■ Record extracts:
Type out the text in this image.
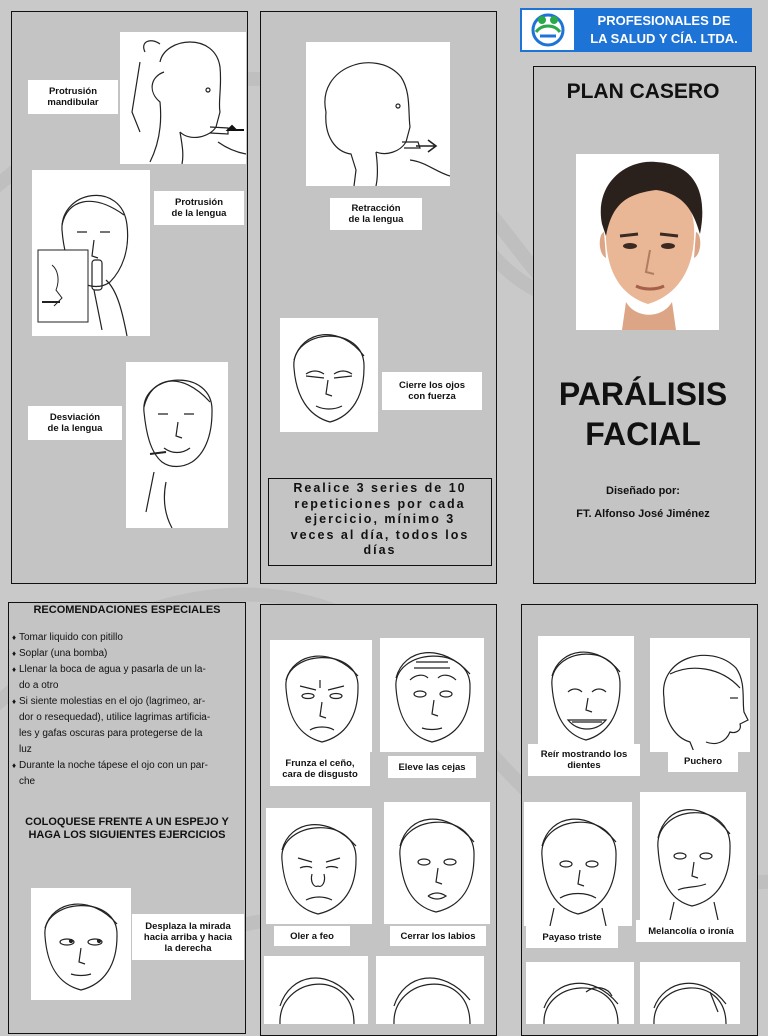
Protrusión
mandibular
Protrusión
de la lengua
Desviación
de la lengua
Retracción
de la lengua
Cierre los ojos
con fuerza
Realice 3 series de 10
repeticiones por cada
ejercicio, mínimo 3
veces al día, todos los
días
PROFESIONALES DE
LA SALUD Y CÍA. LTDA.
PLAN CASERO
PARÁLISIS
FACIAL
Diseñado por:
FT. Alfonso José Jiménez
RECOMENDACIONES ESPECIALES
♦ Tomar liquido con pitillo
♦ Soplar (una bomba)
♦ Llenar la boca de agua y pasarla de un la-
do a otro
♦ Si siente molestias en el ojo (lagrimeo, ar-
dor o resequedad), utilice lagrimas artificia-
les y gafas oscuras para protegerse de la
luz
♦ Durante la noche tápese el ojo con un par-
che
COLOQUESE FRENTE A UN ESPEJO Y
HAGA LOS SIGUIENTES EJERCICIOS
Desplaza la mirada
hacia arriba y hacia
la derecha
Frunza el ceño,
cara de disgusto
Eleve las cejas
Oler a feo	Cerrar los labios
Reír mostrando los
dientes	Puchero
Payaso triste
Melancolía o ironía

■ Given instruction:
Please set down each line of the data above exactly as written, without the pictures.

■ Finished answer:
Type out the text in this image.
Protrusión
mandibular
Protrusión
de la lengua
Desviación
de la lengua
Retracción
de la lengua
Cierre los ojos
con fuerza
Realice 3 series de 10
repeticiones por cada
ejercicio, mínimo 3
veces al día, todos los
días
PROFESIONALES DE
LA SALUD Y CÍA. LTDA.
PLAN CASERO
PARÁLISIS
FACIAL
Diseñado por:
FT. Alfonso José Jiménez
RECOMENDACIONES ESPECIALES
♦ Tomar liquido con pitillo
♦ Soplar (una bomba)
♦ Llenar la boca de agua y pasarla de un la-
do a otro
♦ Si siente molestias en el ojo (lagrimeo, ar-
dor o resequedad), utilice lagrimas artificia-
les y gafas oscuras para protegerse de la
luz
♦ Durante la noche tápese el ojo con un par-
che
COLOQUESE FRENTE A UN ESPEJO Y
HAGA LOS SIGUIENTES EJERCICIOS
Desplaza la mirada
hacia arriba y hacia
la derecha
Frunza el ceño,
cara de disgusto
Eleve las cejas
Oler a feo	Cerrar los labios
Reír mostrando los
dientes	Puchero
Payaso triste
Melancolía o ironía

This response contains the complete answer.